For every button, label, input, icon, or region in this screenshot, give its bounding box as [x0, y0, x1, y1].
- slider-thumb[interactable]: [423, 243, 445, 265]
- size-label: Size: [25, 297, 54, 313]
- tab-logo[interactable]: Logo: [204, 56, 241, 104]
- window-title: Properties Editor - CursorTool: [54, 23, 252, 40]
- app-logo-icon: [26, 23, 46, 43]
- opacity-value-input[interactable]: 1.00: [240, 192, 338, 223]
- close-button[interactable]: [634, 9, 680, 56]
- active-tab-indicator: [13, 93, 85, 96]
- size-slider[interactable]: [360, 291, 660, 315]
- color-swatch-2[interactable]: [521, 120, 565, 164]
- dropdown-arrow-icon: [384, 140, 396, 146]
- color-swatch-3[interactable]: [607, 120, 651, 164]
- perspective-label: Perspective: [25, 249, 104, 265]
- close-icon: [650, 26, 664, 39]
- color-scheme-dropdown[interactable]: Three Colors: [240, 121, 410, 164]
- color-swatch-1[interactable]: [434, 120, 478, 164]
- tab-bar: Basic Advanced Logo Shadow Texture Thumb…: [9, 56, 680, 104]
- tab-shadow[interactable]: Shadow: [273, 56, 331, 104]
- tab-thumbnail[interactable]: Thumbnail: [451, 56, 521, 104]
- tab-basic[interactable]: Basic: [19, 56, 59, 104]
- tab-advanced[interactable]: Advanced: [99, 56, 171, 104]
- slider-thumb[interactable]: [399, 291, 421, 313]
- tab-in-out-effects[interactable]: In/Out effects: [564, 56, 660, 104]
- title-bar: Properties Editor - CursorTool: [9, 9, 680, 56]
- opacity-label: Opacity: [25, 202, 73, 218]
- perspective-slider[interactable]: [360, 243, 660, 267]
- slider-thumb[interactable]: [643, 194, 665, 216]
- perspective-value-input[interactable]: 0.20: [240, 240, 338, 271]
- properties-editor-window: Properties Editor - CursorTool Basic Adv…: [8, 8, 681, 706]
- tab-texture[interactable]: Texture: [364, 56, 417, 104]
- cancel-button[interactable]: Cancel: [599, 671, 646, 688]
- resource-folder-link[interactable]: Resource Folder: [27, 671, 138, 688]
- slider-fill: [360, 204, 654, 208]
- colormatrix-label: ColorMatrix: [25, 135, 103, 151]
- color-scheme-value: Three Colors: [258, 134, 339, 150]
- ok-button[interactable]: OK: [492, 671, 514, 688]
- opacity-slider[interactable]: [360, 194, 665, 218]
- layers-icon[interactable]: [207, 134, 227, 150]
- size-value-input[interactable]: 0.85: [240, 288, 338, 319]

* * * * * * *

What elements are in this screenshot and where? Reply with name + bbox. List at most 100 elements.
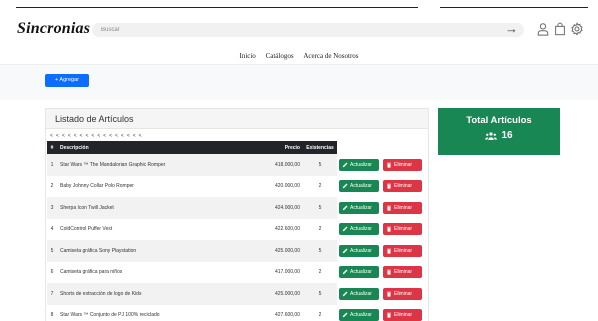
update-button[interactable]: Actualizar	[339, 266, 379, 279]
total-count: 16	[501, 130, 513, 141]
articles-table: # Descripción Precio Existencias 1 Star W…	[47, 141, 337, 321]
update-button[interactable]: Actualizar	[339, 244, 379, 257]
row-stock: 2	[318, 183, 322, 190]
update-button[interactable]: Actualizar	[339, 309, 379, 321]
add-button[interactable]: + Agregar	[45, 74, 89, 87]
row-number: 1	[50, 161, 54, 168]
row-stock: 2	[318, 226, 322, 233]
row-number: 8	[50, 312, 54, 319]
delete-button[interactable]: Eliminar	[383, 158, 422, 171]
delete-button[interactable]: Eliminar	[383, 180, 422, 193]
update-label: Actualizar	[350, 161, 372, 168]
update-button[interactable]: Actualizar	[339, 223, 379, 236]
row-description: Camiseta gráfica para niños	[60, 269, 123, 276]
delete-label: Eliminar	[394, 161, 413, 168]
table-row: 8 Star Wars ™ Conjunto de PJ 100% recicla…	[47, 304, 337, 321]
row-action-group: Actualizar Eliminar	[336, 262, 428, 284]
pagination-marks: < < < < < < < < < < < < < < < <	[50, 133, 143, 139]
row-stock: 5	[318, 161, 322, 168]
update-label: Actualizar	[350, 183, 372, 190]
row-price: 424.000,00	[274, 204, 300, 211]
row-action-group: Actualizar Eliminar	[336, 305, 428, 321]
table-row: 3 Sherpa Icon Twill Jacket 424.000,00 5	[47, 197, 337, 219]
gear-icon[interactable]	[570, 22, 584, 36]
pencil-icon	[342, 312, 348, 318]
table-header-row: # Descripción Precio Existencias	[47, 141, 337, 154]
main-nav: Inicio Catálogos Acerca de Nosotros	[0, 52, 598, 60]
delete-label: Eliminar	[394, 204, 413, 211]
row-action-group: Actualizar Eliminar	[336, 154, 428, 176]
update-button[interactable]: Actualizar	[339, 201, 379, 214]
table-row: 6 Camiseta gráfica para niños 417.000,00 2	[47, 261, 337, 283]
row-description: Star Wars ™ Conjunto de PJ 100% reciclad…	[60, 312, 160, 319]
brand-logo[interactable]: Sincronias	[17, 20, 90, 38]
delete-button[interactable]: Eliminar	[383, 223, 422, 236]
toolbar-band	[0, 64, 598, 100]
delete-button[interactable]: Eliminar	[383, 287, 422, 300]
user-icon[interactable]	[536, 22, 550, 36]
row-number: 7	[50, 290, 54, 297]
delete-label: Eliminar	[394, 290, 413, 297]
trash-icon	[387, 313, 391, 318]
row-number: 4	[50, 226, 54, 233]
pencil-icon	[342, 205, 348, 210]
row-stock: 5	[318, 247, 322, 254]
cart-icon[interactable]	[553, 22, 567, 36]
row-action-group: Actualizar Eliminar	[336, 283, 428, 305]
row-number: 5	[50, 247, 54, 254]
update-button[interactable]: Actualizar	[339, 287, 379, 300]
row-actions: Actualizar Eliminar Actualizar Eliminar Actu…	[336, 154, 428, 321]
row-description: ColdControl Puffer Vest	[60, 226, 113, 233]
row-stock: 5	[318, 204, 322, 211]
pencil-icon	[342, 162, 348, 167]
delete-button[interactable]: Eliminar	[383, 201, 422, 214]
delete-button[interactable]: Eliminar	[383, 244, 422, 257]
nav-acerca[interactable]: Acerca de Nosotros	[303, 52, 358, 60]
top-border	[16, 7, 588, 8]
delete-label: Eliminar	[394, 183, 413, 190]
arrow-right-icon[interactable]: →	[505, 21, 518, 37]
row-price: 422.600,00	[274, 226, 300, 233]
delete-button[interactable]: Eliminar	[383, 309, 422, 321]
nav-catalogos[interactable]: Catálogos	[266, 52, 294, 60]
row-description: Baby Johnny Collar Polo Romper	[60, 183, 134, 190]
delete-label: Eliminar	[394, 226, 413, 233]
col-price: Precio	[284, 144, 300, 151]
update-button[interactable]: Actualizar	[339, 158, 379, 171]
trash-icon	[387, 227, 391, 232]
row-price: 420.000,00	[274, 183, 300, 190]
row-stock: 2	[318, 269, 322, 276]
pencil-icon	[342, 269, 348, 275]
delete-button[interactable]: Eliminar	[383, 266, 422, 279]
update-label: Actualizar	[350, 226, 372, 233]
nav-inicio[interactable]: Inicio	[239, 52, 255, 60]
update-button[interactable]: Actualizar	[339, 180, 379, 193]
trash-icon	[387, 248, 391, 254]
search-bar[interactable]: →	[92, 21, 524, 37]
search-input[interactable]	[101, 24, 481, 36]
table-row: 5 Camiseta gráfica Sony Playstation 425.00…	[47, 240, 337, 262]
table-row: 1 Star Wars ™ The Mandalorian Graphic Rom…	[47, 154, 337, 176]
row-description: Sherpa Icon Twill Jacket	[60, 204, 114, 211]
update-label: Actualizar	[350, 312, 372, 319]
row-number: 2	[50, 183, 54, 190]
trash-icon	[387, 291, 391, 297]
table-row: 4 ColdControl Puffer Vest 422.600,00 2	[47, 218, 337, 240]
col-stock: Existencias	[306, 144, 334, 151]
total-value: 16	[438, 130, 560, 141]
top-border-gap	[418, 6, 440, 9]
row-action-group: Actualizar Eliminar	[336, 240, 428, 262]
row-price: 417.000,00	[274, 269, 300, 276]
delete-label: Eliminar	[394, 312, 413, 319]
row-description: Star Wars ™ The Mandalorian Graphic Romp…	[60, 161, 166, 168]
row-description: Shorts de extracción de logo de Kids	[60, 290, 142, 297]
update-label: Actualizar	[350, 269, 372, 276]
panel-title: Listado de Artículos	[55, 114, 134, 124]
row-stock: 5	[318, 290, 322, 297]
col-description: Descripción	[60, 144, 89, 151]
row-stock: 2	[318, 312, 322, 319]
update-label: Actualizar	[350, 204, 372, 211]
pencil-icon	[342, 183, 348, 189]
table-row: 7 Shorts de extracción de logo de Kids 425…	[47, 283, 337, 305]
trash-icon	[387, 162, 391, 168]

* * * * * * *

• _WORK TO COMPLETE_
Please write out the lines from the one containing "266, 379, 279]" through the one containing "309, 379, 321]", inclusive, switching "update-button" to "refresh-button" and keeping everything else the same.

• _ANSWER TO THE TASK_
refresh-button[interactable]: Actualizar	[339, 266, 379, 279]
total-count: 16	[501, 130, 513, 141]
articles-table: # Descripción Precio Existencias 1 Star W…	[47, 141, 337, 321]
refresh-button[interactable]: Actualizar	[339, 244, 379, 257]
row-stock: 2	[318, 183, 322, 190]
refresh-button[interactable]: Actualizar	[339, 309, 379, 321]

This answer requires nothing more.